[Extracted records]
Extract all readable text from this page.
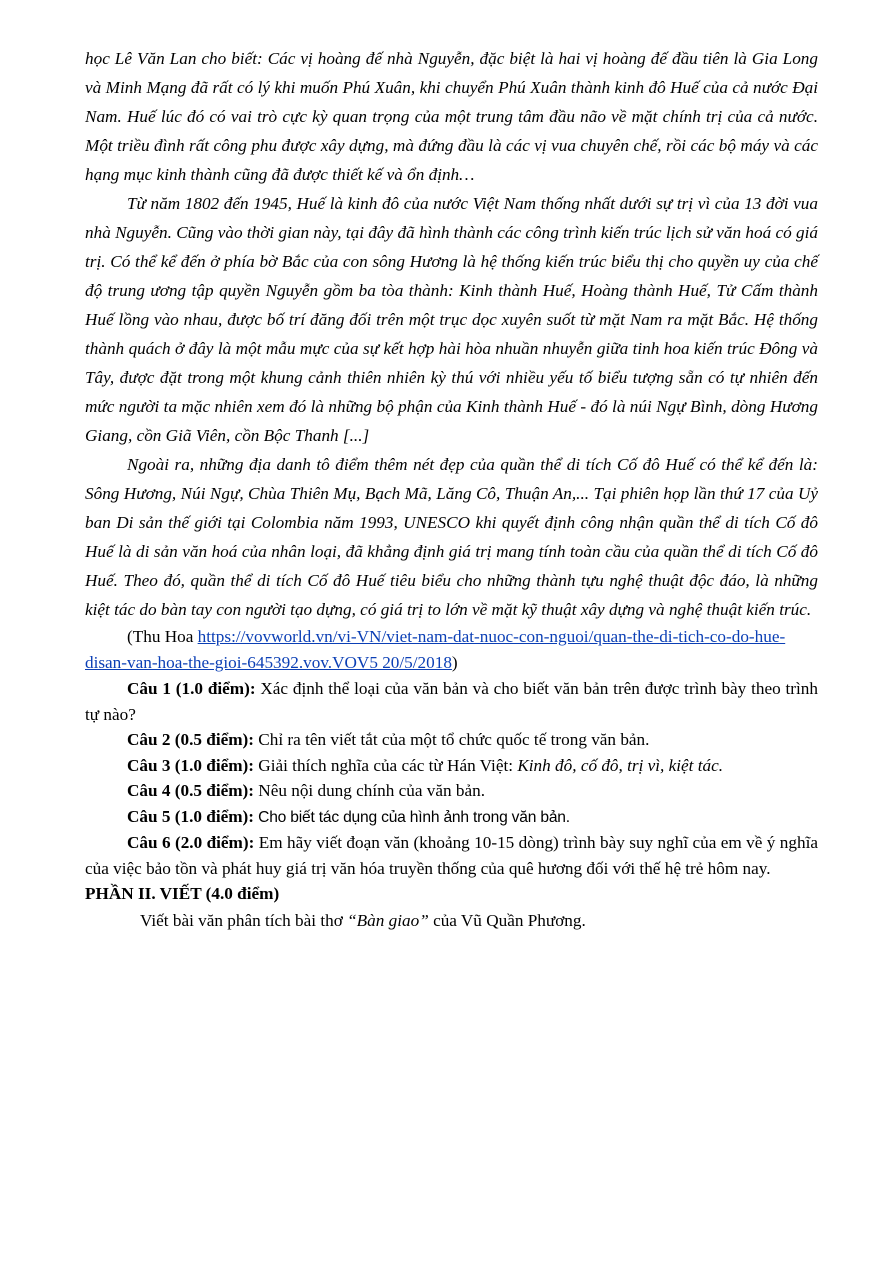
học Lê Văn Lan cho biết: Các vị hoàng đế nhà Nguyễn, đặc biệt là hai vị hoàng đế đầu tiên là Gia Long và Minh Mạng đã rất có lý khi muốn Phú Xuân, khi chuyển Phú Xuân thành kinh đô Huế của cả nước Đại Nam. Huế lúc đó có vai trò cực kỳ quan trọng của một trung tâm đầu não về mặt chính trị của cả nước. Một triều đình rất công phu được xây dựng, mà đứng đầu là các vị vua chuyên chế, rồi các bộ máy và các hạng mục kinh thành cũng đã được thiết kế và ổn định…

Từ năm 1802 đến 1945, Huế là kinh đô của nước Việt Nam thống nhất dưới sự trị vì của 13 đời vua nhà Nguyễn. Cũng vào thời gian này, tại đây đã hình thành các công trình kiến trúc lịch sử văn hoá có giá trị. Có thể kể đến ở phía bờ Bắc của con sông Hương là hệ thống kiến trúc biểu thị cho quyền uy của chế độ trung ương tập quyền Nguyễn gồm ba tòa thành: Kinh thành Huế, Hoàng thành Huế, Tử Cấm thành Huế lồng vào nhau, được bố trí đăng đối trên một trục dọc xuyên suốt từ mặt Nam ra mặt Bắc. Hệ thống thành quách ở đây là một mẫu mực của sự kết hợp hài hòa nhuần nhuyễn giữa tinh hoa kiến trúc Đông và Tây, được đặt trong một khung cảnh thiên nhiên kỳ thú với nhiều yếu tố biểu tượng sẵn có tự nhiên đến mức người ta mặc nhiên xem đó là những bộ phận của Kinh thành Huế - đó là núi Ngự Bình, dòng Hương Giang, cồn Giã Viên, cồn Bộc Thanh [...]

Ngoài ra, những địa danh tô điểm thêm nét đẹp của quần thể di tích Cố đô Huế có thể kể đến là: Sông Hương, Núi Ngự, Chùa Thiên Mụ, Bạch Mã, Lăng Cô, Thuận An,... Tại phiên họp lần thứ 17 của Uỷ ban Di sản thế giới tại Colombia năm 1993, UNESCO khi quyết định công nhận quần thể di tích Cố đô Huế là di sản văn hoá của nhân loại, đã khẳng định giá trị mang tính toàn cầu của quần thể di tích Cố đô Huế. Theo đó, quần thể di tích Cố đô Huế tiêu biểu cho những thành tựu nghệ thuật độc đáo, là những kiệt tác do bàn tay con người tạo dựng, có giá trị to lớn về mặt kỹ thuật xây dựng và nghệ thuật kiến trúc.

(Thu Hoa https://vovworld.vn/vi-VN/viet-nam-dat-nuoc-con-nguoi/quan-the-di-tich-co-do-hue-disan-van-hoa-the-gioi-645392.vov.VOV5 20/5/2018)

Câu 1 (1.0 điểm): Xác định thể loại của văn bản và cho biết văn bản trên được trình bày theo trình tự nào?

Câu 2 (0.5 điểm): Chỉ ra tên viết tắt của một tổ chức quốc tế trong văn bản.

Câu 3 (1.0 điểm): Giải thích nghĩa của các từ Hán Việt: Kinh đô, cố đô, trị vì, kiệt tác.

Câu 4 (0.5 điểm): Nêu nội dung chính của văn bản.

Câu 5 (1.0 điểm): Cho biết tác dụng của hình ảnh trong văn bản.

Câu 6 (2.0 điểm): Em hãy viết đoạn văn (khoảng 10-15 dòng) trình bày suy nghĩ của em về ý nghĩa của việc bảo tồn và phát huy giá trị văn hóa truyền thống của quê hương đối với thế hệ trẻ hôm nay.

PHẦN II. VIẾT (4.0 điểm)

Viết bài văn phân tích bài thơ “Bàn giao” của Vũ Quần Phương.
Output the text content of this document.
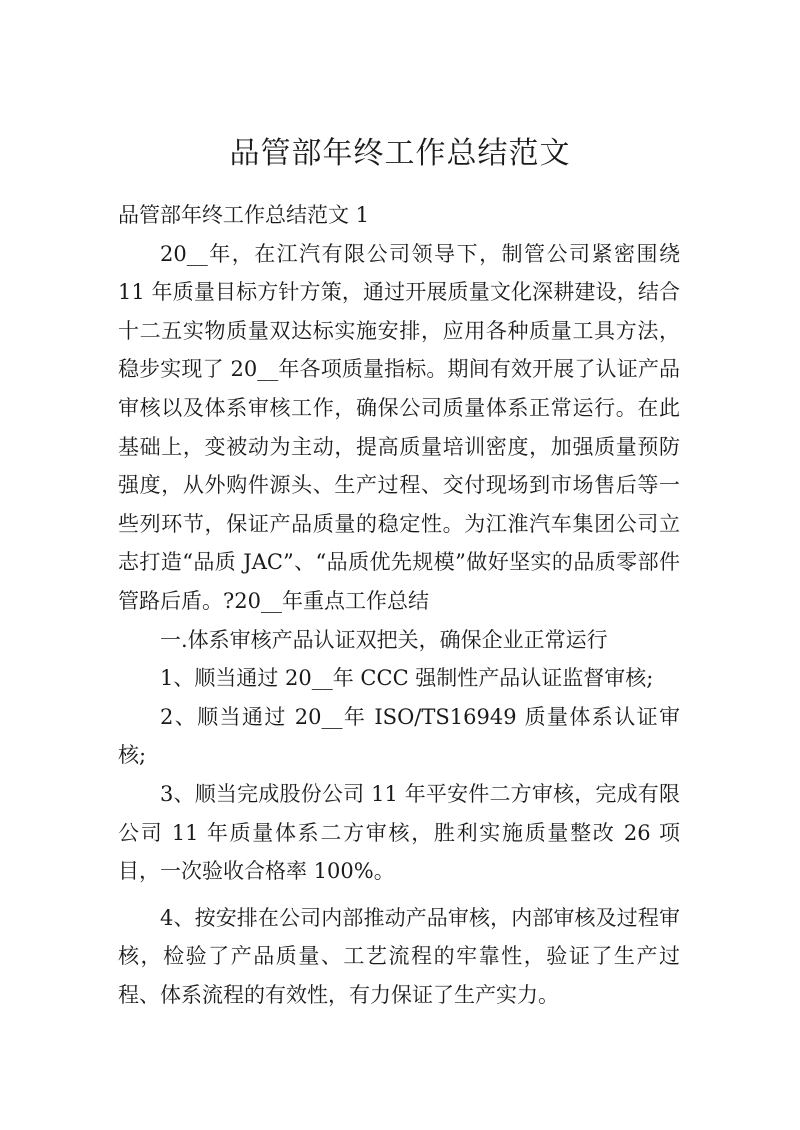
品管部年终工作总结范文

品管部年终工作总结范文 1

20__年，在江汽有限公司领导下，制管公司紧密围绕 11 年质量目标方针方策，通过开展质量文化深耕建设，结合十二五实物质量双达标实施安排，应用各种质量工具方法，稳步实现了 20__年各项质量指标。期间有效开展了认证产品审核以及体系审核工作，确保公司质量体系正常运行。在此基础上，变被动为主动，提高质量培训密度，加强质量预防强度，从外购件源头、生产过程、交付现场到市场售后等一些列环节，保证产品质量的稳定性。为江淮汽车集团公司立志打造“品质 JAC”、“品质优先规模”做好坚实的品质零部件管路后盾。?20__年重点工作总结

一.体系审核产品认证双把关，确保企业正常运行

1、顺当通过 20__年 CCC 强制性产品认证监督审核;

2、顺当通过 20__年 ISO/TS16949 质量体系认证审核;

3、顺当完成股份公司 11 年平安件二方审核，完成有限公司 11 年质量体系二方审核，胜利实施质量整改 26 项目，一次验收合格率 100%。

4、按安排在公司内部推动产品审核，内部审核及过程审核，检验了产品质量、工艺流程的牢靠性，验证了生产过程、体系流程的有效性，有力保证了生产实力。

◆ What you need to do:
Take only the line containing "Output the text content of this document." and every line after it to the end of the entries, and copy them exactly, pictures excluded.

◆ Reply to the exercise:
Output the text content of this document.
品管部年终工作总结范文

品管部年终工作总结范文 1

20__年，在江汽有限公司领导下，制管公司紧密围绕 11 年质量目标方针方策，通过开展质量文化深耕建设，结合十二五实物质量双达标实施安排，应用各种质量工具方法，稳步实现了 20__年各项质量指标。期间有效开展了认证产品审核以及体系审核工作，确保公司质量体系正常运行。在此基础上，变被动为主动，提高质量培训密度，加强质量预防强度，从外购件源头、生产过程、交付现场到市场售后等一些列环节，保证产品质量的稳定性。为江淮汽车集团公司立志打造“品质 JAC”、“品质优先规模”做好坚实的品质零部件管路后盾。?20__年重点工作总结

一.体系审核产品认证双把关，确保企业正常运行

1、顺当通过 20__年 CCC 强制性产品认证监督审核;

2、顺当通过 20__年 ISO/TS16949 质量体系认证审核;

3、顺当完成股份公司 11 年平安件二方审核，完成有限公司 11 年质量体系二方审核，胜利实施质量整改 26 项目，一次验收合格率 100%。

4、按安排在公司内部推动产品审核，内部审核及过程审核，检验了产品质量、工艺流程的牢靠性，验证了生产过程、体系流程的有效性，有力保证了生产实力。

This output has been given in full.